§ **TASK GOAL**
Copy out every line in which the string "mereka" occurs.

§ **GIVEN DATA**

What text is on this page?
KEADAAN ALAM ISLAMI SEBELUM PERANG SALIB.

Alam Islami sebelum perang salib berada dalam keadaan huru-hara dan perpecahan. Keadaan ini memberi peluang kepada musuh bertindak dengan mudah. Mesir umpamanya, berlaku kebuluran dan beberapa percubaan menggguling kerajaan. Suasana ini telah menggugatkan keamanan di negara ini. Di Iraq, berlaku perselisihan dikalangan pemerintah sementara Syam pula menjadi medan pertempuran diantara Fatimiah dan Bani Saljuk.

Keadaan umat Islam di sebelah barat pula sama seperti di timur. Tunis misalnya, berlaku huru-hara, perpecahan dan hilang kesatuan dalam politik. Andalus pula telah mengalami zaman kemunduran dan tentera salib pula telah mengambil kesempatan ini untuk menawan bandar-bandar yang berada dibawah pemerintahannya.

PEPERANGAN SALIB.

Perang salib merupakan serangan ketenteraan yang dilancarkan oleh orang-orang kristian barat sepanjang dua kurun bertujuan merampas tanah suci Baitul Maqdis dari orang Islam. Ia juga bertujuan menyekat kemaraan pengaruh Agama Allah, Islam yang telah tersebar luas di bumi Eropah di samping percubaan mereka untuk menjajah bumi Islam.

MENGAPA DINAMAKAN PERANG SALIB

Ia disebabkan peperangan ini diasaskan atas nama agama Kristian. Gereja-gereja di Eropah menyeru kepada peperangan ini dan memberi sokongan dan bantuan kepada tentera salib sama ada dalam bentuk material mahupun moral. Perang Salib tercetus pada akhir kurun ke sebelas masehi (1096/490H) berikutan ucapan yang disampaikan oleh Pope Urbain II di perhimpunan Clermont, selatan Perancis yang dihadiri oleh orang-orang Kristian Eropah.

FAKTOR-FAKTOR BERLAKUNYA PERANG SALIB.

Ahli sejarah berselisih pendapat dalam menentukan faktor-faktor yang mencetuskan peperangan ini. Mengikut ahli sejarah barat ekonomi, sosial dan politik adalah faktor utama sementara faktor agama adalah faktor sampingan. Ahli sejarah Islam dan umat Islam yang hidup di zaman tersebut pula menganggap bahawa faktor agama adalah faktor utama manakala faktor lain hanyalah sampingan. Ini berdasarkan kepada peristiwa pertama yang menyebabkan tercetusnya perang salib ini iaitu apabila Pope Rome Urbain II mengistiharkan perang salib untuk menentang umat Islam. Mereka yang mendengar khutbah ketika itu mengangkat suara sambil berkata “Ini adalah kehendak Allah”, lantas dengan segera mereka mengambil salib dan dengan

§ **COMPLETE OUTPUT**
Perang salib merupakan serangan ketenteraan yang dilancarkan oleh orang-orang kristian barat sepanjang dua kurun bertujuan merampas tanah suci Baitul Maqdis dari orang Islam. Ia juga bertujuan menyekat kemaraan pengaruh Agama Allah, Islam yang telah tersebar luas di bumi Eropah di samping percubaan mereka untuk menjajah bumi Islam.
Ahli sejarah berselisih pendapat dalam menentukan faktor-faktor yang mencetuskan peperangan ini. Mengikut ahli sejarah barat ekonomi, sosial dan politik adalah faktor utama sementara faktor agama adalah faktor sampingan. Ahli sejarah Islam dan umat Islam yang hidup di zaman tersebut pula menganggap bahawa faktor agama adalah faktor utama manakala faktor lain hanyalah sampingan. Ini berdasarkan kepada peristiwa pertama yang menyebabkan tercetusnya perang salib ini iaitu apabila Pope Rome Urbain II mengistiharkan perang salib untuk menentang umat Islam. Mereka yang mendengar khutbah ketika itu mengangkat suara sambil berkata “Ini adalah kehendak Allah”, lantas dengan segera mereka mengambil salib dan dengan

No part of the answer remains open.